Take the records underneath and set them down exactly.

--- START Given information ---

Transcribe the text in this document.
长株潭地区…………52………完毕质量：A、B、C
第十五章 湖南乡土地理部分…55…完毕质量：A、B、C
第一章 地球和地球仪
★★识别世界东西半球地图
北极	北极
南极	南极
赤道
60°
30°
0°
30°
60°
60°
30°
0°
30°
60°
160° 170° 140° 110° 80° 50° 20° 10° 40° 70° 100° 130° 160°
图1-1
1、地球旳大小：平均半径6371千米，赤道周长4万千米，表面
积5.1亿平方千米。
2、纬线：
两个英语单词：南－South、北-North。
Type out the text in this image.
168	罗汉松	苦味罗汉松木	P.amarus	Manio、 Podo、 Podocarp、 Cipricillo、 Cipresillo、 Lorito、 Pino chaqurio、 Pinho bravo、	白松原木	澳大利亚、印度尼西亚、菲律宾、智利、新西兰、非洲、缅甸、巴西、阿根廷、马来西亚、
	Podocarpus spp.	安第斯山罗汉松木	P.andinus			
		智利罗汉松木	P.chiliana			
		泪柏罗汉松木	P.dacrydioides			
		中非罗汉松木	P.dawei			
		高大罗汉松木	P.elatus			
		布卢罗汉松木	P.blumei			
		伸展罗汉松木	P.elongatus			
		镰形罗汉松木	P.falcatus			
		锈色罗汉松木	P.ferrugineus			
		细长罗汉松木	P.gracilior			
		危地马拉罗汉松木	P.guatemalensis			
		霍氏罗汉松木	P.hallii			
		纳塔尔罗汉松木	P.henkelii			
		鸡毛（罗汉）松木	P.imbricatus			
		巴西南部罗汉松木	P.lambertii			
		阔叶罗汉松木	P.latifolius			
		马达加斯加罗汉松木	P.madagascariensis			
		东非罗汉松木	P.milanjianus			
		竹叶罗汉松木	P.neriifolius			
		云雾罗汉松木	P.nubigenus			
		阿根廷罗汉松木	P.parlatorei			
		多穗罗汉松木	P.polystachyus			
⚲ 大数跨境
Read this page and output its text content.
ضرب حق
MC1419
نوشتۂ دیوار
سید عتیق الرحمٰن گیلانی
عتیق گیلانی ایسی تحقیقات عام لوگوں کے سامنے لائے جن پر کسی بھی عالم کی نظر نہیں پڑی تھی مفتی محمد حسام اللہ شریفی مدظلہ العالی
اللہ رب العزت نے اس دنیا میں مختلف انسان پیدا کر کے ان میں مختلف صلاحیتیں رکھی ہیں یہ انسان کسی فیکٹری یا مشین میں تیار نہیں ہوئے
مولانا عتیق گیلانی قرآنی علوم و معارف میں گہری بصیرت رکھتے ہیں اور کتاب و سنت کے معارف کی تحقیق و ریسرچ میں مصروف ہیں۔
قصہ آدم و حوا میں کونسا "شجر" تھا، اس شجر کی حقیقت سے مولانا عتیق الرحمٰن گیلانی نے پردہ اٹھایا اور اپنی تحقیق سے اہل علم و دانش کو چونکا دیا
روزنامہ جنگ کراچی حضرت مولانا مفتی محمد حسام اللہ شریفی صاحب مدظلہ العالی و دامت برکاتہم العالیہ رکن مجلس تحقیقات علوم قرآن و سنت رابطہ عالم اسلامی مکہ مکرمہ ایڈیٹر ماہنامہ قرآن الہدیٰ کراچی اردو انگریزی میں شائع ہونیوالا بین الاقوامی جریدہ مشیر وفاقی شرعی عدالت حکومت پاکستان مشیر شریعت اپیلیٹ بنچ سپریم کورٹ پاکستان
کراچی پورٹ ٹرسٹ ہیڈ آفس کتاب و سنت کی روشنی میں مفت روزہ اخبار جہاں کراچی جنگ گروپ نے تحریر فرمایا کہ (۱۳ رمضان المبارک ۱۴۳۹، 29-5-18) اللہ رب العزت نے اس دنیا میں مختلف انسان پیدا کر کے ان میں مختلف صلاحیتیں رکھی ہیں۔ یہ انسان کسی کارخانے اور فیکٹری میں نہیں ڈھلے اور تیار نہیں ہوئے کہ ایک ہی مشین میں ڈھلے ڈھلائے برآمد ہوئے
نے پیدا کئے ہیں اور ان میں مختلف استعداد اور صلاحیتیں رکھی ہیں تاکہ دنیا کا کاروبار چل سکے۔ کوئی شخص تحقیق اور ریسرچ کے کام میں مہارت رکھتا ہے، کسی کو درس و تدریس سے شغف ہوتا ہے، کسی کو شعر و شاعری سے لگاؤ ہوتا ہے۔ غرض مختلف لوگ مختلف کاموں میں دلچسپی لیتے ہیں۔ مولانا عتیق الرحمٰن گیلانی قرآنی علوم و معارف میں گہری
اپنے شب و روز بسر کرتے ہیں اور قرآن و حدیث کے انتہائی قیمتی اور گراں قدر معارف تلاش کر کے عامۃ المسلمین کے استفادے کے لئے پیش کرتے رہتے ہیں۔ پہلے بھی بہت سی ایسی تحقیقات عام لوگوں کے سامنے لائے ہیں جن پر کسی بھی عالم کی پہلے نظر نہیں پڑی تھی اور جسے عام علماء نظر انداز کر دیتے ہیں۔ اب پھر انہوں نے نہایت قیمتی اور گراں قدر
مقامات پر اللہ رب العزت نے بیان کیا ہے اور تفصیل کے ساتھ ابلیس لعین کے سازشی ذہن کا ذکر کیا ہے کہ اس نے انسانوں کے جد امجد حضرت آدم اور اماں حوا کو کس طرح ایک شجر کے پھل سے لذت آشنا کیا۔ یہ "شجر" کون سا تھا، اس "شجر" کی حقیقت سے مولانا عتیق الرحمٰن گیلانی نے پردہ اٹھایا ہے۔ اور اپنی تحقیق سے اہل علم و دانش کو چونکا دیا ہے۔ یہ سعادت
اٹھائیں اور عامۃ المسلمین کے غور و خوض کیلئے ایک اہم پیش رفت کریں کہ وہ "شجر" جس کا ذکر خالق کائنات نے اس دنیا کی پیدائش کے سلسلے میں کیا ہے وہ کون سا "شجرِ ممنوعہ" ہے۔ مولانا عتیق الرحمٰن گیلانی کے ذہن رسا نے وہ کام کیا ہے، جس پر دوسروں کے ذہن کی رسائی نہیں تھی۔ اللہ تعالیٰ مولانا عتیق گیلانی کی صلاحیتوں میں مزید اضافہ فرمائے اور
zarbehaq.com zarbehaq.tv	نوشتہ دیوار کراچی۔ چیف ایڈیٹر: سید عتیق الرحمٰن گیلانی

--- END Given information ---

→ **Exercise answer**
Transcribe the text in this document.
长株潭地区…………52………完毕质量：A、B、C
第十五章 湖南乡土地理部分…55…完毕质量：A、B、C
第一章 地球和地球仪
★★识别世界东西半球地图
北极	北极
南极	南极
赤道
60°
30°
0°
30°
60°
60°
30°
0°
30°
60°
160° 170° 140° 110° 80° 50° 20° 10° 40° 70° 100° 130° 160°
图1-1
1、地球旳大小：平均半径6371千米，赤道周长4万千米，表面
积5.1亿平方千米。
2、纬线：
两个英语单词：南－South、北-North。
Type out the text in this image.
168	罗汉松	苦味罗汉松木	P.amarus	Manio、 Podo、 Podocarp、 Cipricillo、 Cipresillo、 Lorito、 Pino chaqurio、 Pinho bravo、	白松原木	澳大利亚、印度尼西亚、菲律宾、智利、新西兰、非洲、缅甸、巴西、阿根廷、马来西亚、
	Podocarpus spp.	安第斯山罗汉松木	P.andinus			
		智利罗汉松木	P.chiliana			
		泪柏罗汉松木	P.dacrydioides			
		中非罗汉松木	P.dawei			
		高大罗汉松木	P.elatus			
		布卢罗汉松木	P.blumei			
		伸展罗汉松木	P.elongatus			
		镰形罗汉松木	P.falcatus			
		锈色罗汉松木	P.ferrugineus			
		细长罗汉松木	P.gracilior			
		危地马拉罗汉松木	P.guatemalensis			
		霍氏罗汉松木	P.hallii			
		纳塔尔罗汉松木	P.henkelii			
		鸡毛（罗汉）松木	P.imbricatus			
		巴西南部罗汉松木	P.lambertii			
		阔叶罗汉松木	P.latifolius			
		马达加斯加罗汉松木	P.madagascariensis			
		东非罗汉松木	P.milanjianus			
		竹叶罗汉松木	P.neriifolius			
		云雾罗汉松木	P.nubigenus			
		阿根廷罗汉松木	P.parlatorei			
		多穗罗汉松木	P.polystachyus			
⚲ 大数跨境
Read this page and output its text content.
ضرب حق
MC1419
نوشتۂ دیوار
سید عتیق الرحمٰن گیلانی
عتیق گیلانی ایسی تحقیقات عام لوگوں کے سامنے لائے جن پر کسی بھی عالم کی نظر نہیں پڑی تھی مفتی محمد حسام اللہ شریفی مدظلہ العالی
اللہ رب العزت نے اس دنیا میں مختلف انسان پیدا کر کے ان میں مختلف صلاحیتیں رکھی ہیں یہ انسان کسی فیکٹری یا مشین میں تیار نہیں ہوئے
مولانا عتیق گیلانی قرآنی علوم و معارف میں گہری بصیرت رکھتے ہیں اور کتاب و سنت کے معارف کی تحقیق و ریسرچ میں مصروف ہیں۔
قصہ آدم و حوا میں کونسا "شجر" تھا، اس شجر کی حقیقت سے مولانا عتیق الرحمٰن گیلانی نے پردہ اٹھایا اور اپنی تحقیق سے اہل علم و دانش کو چونکا دیا
روزنامہ جنگ کراچی حضرت مولانا مفتی محمد حسام اللہ شریفی صاحب مدظلہ العالی و دامت برکاتہم العالیہ رکن مجلس تحقیقات علوم قرآن و سنت رابطہ عالم اسلامی مکہ مکرمہ ایڈیٹر ماہنامہ قرآن الہدیٰ کراچی اردو انگریزی میں شائع ہونیوالا بین الاقوامی جریدہ مشیر وفاقی شرعی عدالت حکومت پاکستان مشیر شریعت اپیلیٹ بنچ سپریم کورٹ پاکستان
کراچی پورٹ ٹرسٹ ہیڈ آفس کتاب و سنت کی روشنی میں مفت روزہ اخبار جہاں کراچی جنگ گروپ نے تحریر فرمایا کہ (۱۳ رمضان المبارک ۱۴۳۹، 29-5-18) اللہ رب العزت نے اس دنیا میں مختلف انسان پیدا کر کے ان میں مختلف صلاحیتیں رکھی ہیں۔ یہ انسان کسی کارخانے اور فیکٹری میں نہیں ڈھلے اور تیار نہیں ہوئے کہ ایک ہی مشین میں ڈھلے ڈھلائے برآمد ہوئے
نے پیدا کئے ہیں اور ان میں مختلف استعداد اور صلاحیتیں رکھی ہیں تاکہ دنیا کا کاروبار چل سکے۔ کوئی شخص تحقیق اور ریسرچ کے کام میں مہارت رکھتا ہے، کسی کو درس و تدریس سے شغف ہوتا ہے، کسی کو شعر و شاعری سے لگاؤ ہوتا ہے۔ غرض مختلف لوگ مختلف کاموں میں دلچسپی لیتے ہیں۔ مولانا عتیق الرحمٰن گیلانی قرآنی علوم و معارف میں گہری
اپنے شب و روز بسر کرتے ہیں اور قرآن و حدیث کے انتہائی قیمتی اور گراں قدر معارف تلاش کر کے عامۃ المسلمین کے استفادے کے لئے پیش کرتے رہتے ہیں۔ پہلے بھی بہت سی ایسی تحقیقات عام لوگوں کے سامنے لائے ہیں جن پر کسی بھی عالم کی پہلے نظر نہیں پڑی تھی اور جسے عام علماء نظر انداز کر دیتے ہیں۔ اب پھر انہوں نے نہایت قیمتی اور گراں قدر
مقامات پر اللہ رب العزت نے بیان کیا ہے اور تفصیل کے ساتھ ابلیس لعین کے سازشی ذہن کا ذکر کیا ہے کہ اس نے انسانوں کے جد امجد حضرت آدم اور اماں حوا کو کس طرح ایک شجر کے پھل سے لذت آشنا کیا۔ یہ "شجر" کون سا تھا، اس "شجر" کی حقیقت سے مولانا عتیق الرحمٰن گیلانی نے پردہ اٹھایا ہے۔ اور اپنی تحقیق سے اہل علم و دانش کو چونکا دیا ہے۔ یہ سعادت
اٹھائیں اور عامۃ المسلمین کے غور و خوض کیلئے ایک اہم پیش رفت کریں کہ وہ "شجر" جس کا ذکر خالق کائنات نے اس دنیا کی پیدائش کے سلسلے میں کیا ہے وہ کون سا "شجرِ ممنوعہ" ہے۔ مولانا عتیق الرحمٰن گیلانی کے ذہن رسا نے وہ کام کیا ہے، جس پر دوسروں کے ذہن کی رسائی نہیں تھی۔ اللہ تعالیٰ مولانا عتیق گیلانی کی صلاحیتوں میں مزید اضافہ فرمائے اور
zarbehaq.com zarbehaq.tv	نوشتہ دیوار کراچی۔ چیف ایڈیٹر: سید عتیق الرحمٰن گیلانی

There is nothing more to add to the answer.